Rejection. No matter where you are at in life as a performer, either at the peak of your career or at a low ebb professionally, learning how to deal with rejection after an audition is crucial. As people who stand up in front of others and take risks creatively, we are susceptible to being moved by rejection one way or the other.
Did you know? You have the power to CHOOSE how rejection affects you!
Rejection is part of being a performer. Period. It is our reality.
It is time that you decide to have a healthy relationship with rejection starting now. Today we are going to unpack what people who handle rejection well are doing and how they make rejection actually work FOR themselves!
Decide what rejection is going to be for you.
People who handle rejection well know exactly who they are, so they don’t take it personally. The truth is a lot of times the rejection you are experiencing as a performer is not personal. You don’t know what rules or parameters the directors or judging panel have to meet that they are projecting onto you when you walk into an audition room. If you don’t get into a show or the college theatre program you’ve tried out for it may be less about you and much more about them and the role they are trying to fill. You must decide early on what rejection is going to be in your life. Is it going to crush you or fuel you? The choice is yours.
The Power of: “Can’t Change It.”
People who handle rejection well keep on feeling their feelings even when it hurts, but they do so for a finite amount of time.
Hal Elrod in his wonderful book “The Miracle Morning” speaks of how he managed to overcome devastating injuries he sustained after being hit by a drunk driver in an accident that nearly took his life in his early twenties. The accident was so violent, it split his car in two. When he was told by the doctors that he would never walk again, he made a powerful choice. When he came up against self-pity or anger at his situation, Hal would allow himself to feel his feelings for five minutes. Then he would say, “Can’t change it!” and move forward in his rehabilitation. Because of this, he went from being told he would never walk again, to taking his first step only a few weeks after his accident!
Accept & Allow
Hal talks about the importance of mastering the power of “Acceptance” by completely letting go of all negative emotions. He discovered that he felt happier than he’d ever felt before, despite his current circumstances. Because of his ability to change his mental state, and after a lot of hard work and prayer, he was able to change his physical state and overcome his injuries completely.

Material for this exercise
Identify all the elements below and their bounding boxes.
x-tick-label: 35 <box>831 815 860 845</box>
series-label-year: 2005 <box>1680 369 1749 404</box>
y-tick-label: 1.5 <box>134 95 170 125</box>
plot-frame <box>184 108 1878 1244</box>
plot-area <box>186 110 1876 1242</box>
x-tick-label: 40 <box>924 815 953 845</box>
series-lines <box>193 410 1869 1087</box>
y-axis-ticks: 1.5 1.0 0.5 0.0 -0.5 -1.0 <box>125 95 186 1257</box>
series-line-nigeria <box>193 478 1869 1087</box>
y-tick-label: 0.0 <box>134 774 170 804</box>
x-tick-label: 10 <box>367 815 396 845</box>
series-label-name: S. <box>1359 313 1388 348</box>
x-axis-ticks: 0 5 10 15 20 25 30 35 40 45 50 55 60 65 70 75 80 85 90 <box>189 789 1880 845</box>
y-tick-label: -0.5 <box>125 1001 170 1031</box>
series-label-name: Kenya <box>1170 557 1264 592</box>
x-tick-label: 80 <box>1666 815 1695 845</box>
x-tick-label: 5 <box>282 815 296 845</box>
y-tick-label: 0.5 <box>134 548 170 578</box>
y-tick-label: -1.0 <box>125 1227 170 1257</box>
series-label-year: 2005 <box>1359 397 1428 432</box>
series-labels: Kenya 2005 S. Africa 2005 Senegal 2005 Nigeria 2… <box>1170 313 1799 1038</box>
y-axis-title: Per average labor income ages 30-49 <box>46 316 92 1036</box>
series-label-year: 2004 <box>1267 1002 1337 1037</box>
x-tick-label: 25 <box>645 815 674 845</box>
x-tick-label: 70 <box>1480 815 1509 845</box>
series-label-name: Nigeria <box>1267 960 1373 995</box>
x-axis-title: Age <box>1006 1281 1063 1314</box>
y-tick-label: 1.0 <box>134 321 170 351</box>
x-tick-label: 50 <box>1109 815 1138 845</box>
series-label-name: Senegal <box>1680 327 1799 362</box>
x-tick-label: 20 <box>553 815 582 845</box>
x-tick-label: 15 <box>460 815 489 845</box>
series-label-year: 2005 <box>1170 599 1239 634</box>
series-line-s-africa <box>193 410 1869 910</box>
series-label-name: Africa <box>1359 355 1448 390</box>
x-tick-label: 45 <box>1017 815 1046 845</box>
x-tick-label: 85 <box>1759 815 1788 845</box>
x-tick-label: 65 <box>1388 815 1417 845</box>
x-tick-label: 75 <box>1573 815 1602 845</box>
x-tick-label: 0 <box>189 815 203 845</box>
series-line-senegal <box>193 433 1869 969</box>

What you will do
A – Copy out the listing verbatim from its first line through the line holding "x-tick-label: 15 <box>460 815 489 845</box>", inclusive.
B – Can you continue the passage on handling rejection as a performer from its last sentence?
The listing is unrelated to the passage on rejection.

Final answers
A –
Identify all the elements below and their bounding boxes.
x-tick-label: 35 <box>831 815 860 845</box>
series-label-year: 2005 <box>1680 369 1749 404</box>
y-tick-label: 1.5 <box>134 95 170 125</box>
plot-frame <box>184 108 1878 1244</box>
plot-area <box>186 110 1876 1242</box>
x-tick-label: 40 <box>924 815 953 845</box>
series-lines <box>193 410 1869 1087</box>
y-axis-ticks: 1.5 1.0 0.5 0.0 -0.5 -1.0 <box>125 95 186 1257</box>
series-line-nigeria <box>193 478 1869 1087</box>
y-tick-label: 0.0 <box>134 774 170 804</box>
x-tick-label: 10 <box>367 815 396 845</box>
series-label-name: S. <box>1359 313 1388 348</box>
x-axis-ticks: 0 5 10 15 20 25 30 35 40 45 50 55 60 65 70 75 80 85 90 <box>189 789 1880 845</box>
y-tick-label: -0.5 <box>125 1001 170 1031</box>
series-label-name: Kenya <box>1170 557 1264 592</box>
x-tick-label: 80 <box>1666 815 1695 845</box>
x-tick-label: 5 <box>282 815 296 845</box>
y-tick-label: 0.5 <box>134 548 170 578</box>
y-tick-label: -1.0 <box>125 1227 170 1257</box>
series-label-year: 2005 <box>1359 397 1428 432</box>
series-labels: Kenya 2005 S. Africa 2005 Senegal 2005 Nigeria 2… <box>1170 313 1799 1038</box>
y-axis-title: Per average labor income ages 30-49 <box>46 316 92 1036</box>
series-label-year: 2004 <box>1267 1002 1337 1037</box>
x-tick-label: 25 <box>645 815 674 845</box>
x-tick-label: 70 <box>1480 815 1509 845</box>
series-label-name: Nigeria <box>1267 960 1373 995</box>
x-axis-title: Age <box>1006 1281 1063 1314</box>
y-tick-label: 1.0 <box>134 321 170 351</box>
x-tick-label: 50 <box>1109 815 1138 845</box>
series-label-name: Senegal <box>1680 327 1799 362</box>
x-tick-label: 20 <box>553 815 582 845</box>
x-tick-label: 15 <box>460 815 489 845</box>

B –
Look, performers who have a healthy relationship with rejection aren’t superhuman. Rejection is not fun. It hurts! But they don’t shut down emotionally. They have mastered the power of acceptance by completely letting go of all their negative emotions. You will see them feel their feelings for a set amount of time, realize they’ve been rejected, that’s it, they ‘can’t change it’ and then they do something powerful: they let it go. They don’t obsess about it. In fact, they use it to fuel their progress as artists.
Ask: What Can I Learn?
People who handle rejection well look at it as an opportunity to learn and grow.
When it is appropriate, they ask for feedback that might help them do better the next time they audition. (Keyword: When it is appropriate!) Then they take what they learned, get more training in their weak areas, practice harder and continue to make becoming better as a performer and artist their goal. They never stop improving!
They see rejection as a vehicle for learning and opportunity every time. And if they don’t see an opportunity to learn something for some reason? They don’t give it a second thought! They drop it and keep on trucking down the road to what they KNOW they are supposed to do in the world.
People who handle rejection well actively work on their mindset.
They are constantly reprogramming their brain for greatness. You will observe them putting in positive messages and beliefs about who they are on the daily, and then they camp there in this positive space mentally. You’ll see them saying things like: “Same you, new mood!” And they keep going. They do not allow themselves the luxury of self-pity or negativity. There is no time for that nonsense in their lives! They know that they are called to greatness, and will continue to train and think like a champion until they see their destiny manifest. Woosh! Powerful!
Rejection is Protection
People who handle rejection well see rejection as protection!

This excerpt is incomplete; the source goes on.